**Work to complete**:
Find all lines in the listing that include the word "Strongly", then copy them.

**Supplied data**:
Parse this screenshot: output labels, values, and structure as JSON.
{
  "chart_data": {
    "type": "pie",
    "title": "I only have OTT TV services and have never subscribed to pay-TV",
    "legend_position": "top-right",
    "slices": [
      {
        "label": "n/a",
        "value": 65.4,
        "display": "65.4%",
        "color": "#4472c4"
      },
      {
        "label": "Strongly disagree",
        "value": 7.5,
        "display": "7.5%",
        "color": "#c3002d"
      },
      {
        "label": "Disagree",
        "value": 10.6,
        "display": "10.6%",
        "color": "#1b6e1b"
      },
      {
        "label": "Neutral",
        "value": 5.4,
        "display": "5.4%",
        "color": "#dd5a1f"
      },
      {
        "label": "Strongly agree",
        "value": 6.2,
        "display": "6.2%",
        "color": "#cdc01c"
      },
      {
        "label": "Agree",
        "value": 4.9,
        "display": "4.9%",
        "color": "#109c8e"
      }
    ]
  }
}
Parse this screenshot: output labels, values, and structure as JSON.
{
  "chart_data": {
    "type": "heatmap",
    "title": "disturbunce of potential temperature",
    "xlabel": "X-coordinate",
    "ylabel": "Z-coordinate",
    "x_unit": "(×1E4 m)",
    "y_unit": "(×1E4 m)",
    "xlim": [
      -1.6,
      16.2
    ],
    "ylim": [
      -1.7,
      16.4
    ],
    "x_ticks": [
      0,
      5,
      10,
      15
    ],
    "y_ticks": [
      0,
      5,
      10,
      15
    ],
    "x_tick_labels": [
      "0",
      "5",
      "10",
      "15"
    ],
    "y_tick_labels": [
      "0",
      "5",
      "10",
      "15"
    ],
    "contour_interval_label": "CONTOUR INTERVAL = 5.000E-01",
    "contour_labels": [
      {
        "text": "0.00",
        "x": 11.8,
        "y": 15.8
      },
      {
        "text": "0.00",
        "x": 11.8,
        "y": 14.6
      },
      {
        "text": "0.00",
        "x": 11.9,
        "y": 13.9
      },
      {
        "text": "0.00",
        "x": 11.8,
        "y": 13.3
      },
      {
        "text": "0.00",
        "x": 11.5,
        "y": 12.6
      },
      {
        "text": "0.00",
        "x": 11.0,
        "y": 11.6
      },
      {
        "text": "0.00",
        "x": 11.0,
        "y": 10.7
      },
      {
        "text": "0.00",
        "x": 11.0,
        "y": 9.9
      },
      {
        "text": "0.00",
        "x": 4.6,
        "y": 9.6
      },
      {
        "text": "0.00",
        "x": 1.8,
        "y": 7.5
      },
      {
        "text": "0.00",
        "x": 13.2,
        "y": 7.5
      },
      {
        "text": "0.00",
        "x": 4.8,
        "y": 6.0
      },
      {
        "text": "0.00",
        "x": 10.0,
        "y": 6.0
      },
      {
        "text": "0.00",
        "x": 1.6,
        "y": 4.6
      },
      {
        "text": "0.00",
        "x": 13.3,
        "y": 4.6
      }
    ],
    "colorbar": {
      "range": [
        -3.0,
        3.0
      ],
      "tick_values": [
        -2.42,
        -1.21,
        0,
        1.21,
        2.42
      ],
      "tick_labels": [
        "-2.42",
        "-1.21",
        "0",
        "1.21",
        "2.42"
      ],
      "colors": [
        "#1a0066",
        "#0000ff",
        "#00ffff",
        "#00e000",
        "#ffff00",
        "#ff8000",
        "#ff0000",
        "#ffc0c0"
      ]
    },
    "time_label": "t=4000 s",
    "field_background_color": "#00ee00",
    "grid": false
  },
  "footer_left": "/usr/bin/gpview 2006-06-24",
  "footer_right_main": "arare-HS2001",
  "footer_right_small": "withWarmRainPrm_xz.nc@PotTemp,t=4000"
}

**Response to this task**:
        "label": "Strongly disagree",
        "label": "Strongly agree",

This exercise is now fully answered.